> **Request**: Retype the material that follows, keeping every word as it is.
------------------------------
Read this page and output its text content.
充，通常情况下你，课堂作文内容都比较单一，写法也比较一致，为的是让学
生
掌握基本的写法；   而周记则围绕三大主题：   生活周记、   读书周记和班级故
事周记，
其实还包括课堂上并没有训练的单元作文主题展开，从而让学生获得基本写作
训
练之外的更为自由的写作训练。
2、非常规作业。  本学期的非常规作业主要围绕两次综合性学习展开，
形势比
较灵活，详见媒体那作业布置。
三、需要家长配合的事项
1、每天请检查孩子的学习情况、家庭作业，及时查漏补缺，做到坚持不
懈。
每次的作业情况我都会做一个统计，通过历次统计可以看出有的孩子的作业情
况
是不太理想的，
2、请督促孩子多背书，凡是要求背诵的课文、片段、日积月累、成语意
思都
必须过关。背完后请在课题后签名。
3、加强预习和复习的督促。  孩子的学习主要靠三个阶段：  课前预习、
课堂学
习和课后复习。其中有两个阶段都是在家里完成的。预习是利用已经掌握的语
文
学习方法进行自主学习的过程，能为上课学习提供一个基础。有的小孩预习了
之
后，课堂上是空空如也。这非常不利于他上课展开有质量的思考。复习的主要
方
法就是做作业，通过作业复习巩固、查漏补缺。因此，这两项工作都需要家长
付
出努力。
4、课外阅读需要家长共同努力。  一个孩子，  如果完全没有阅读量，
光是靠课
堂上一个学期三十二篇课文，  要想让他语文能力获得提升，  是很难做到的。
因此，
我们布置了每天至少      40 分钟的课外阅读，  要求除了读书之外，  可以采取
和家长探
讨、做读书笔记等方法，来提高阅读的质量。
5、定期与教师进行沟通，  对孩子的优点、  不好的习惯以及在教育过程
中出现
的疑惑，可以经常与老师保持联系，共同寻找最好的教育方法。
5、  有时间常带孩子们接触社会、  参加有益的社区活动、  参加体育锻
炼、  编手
------------------------------
> **Final answer**:
Read this page and output its text content.
充，通常情况下你，课堂作文内容都比较单一，写法也比较一致，为的是让学
生
掌握基本的写法；   而周记则围绕三大主题：   生活周记、   读书周记和班级故
事周记，
其实还包括课堂上并没有训练的单元作文主题展开，从而让学生获得基本写作
训
练之外的更为自由的写作训练。
2、非常规作业。  本学期的非常规作业主要围绕两次综合性学习展开，
形势比
较灵活，详见媒体那作业布置。
三、需要家长配合的事项
1、每天请检查孩子的学习情况、家庭作业，及时查漏补缺，做到坚持不
懈。
每次的作业情况我都会做一个统计，通过历次统计可以看出有的孩子的作业情
况
是不太理想的，
2、请督促孩子多背书，凡是要求背诵的课文、片段、日积月累、成语意
思都
必须过关。背完后请在课题后签名。
3、加强预习和复习的督促。  孩子的学习主要靠三个阶段：  课前预习、
课堂学
习和课后复习。其中有两个阶段都是在家里完成的。预习是利用已经掌握的语
文
学习方法进行自主学习的过程，能为上课学习提供一个基础。有的小孩预习了
之
后，课堂上是空空如也。这非常不利于他上课展开有质量的思考。复习的主要
方
法就是做作业，通过作业复习巩固、查漏补缺。因此，这两项工作都需要家长
付
出努力。
4、课外阅读需要家长共同努力。  一个孩子，  如果完全没有阅读量，
光是靠课
堂上一个学期三十二篇课文，  要想让他语文能力获得提升，  是很难做到的。
因此，
我们布置了每天至少      40 分钟的课外阅读，  要求除了读书之外，  可以采取
和家长探
讨、做读书笔记等方法，来提高阅读的质量。
5、定期与教师进行沟通，  对孩子的优点、  不好的习惯以及在教育过程
中出现
的疑惑，可以经常与老师保持联系，共同寻找最好的教育方法。
5、  有时间常带孩子们接触社会、  参加有益的社区活动、  参加体育锻
炼、  编手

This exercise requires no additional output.